> **PROBLEM**
Collect all lines from the listing that include the string "desarrollo".

> **RECORD EXCERPTS**
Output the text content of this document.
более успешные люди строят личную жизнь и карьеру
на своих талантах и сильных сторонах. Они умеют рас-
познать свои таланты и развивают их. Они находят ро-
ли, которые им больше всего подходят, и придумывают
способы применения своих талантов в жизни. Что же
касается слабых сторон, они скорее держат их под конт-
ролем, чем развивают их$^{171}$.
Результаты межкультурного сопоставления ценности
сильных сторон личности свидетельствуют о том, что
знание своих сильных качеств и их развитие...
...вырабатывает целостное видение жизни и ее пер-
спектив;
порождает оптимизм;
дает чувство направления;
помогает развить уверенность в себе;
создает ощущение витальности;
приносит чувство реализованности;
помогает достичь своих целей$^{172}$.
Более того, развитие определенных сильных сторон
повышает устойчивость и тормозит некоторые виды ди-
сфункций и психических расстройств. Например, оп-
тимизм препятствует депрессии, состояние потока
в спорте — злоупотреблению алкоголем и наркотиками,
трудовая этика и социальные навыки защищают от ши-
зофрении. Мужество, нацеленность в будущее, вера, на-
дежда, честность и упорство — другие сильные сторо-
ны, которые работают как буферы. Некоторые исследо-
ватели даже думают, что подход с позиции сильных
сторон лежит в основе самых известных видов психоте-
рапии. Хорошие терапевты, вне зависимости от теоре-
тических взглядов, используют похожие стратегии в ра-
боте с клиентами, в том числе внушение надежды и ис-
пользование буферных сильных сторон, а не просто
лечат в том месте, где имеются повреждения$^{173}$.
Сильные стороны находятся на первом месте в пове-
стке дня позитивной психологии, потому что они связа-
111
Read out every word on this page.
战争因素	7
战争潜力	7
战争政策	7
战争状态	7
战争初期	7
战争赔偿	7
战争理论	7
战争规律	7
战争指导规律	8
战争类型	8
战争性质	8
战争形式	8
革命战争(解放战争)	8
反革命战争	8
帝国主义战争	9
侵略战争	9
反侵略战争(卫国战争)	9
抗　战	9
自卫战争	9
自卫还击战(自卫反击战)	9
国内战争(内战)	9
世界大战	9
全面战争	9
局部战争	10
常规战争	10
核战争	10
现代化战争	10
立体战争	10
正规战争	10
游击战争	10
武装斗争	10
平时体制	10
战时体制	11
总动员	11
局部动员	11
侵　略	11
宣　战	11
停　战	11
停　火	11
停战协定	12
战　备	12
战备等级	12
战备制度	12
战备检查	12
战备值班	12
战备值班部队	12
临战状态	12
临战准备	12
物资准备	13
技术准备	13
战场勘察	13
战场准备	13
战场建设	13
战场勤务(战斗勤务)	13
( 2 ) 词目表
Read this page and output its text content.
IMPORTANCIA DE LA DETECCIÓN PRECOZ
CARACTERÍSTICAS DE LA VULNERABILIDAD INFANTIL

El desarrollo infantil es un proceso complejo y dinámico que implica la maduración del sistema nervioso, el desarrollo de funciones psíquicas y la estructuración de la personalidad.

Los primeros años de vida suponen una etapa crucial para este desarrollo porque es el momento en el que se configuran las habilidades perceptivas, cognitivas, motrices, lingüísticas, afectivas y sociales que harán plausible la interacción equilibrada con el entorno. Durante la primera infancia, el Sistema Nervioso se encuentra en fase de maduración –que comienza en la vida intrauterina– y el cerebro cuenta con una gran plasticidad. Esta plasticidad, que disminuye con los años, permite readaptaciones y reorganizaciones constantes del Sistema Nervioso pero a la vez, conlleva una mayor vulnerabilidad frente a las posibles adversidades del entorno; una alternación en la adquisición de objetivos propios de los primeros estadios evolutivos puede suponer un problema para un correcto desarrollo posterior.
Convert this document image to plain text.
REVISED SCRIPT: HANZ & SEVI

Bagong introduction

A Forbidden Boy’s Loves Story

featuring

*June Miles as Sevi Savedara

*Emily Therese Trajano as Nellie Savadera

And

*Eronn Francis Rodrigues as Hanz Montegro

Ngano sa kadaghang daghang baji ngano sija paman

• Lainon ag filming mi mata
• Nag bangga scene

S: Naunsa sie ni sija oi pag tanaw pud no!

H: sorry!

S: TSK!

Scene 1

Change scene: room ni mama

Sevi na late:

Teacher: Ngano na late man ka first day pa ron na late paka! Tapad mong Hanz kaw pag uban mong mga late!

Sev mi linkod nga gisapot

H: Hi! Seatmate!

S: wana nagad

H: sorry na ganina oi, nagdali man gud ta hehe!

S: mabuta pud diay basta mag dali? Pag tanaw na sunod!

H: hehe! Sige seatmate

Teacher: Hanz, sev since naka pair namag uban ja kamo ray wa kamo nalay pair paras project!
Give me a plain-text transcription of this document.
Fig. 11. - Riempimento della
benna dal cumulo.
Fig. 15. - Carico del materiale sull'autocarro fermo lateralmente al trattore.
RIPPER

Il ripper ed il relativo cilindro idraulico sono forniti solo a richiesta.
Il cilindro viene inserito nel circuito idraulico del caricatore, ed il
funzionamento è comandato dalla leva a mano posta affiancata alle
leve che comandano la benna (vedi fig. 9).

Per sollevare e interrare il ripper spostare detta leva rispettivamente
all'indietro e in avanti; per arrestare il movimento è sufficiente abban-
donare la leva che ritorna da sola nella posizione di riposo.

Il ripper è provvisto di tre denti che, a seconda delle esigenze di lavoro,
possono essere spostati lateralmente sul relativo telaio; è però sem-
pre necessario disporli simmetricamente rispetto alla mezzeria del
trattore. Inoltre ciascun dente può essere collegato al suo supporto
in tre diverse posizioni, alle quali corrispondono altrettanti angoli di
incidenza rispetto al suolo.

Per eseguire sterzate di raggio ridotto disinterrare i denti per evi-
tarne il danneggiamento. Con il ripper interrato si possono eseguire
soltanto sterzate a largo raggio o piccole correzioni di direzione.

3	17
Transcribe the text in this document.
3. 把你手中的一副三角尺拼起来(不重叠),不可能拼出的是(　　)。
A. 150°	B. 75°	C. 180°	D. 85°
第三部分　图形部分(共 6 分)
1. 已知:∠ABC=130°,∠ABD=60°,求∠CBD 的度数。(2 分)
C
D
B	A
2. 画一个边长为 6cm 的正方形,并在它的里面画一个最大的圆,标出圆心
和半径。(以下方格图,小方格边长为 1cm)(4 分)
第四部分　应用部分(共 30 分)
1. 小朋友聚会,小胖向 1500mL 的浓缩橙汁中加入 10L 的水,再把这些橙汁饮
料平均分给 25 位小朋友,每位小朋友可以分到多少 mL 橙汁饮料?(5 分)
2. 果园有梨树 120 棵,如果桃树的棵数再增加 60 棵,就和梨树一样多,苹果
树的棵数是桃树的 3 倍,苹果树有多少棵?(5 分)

> **EXPECTED ANSWER**
El desarrollo infantil es un proceso complejo y dinámico que implica la maduración del sistema nervioso, el desarrollo de funciones psíquicas y la estructuración de la personalidad.
Los primeros años de vida suponen una etapa crucial para este desarrollo porque es el momento en el que se configuran las habilidades perceptivas, cognitivas, motrices, lingüísticas, afectivas y sociales que harán plausible la interacción equilibrada con el entorno. Durante la primera infancia, el Sistema Nervioso se encuentra en fase de maduración –que comienza en la vida intrauterina– y el cerebro cuenta con una gran plasticidad. Esta plasticidad, que disminuye con los años, permite readaptaciones y reorganizaciones constantes del Sistema Nervioso pero a la vez, conlleva una mayor vulnerabilidad frente a las posibles adversidades del entorno; una alternación en la adquisición de objetivos propios de los primeros estadios evolutivos puede suponer un problema para un correcto desarrollo posterior.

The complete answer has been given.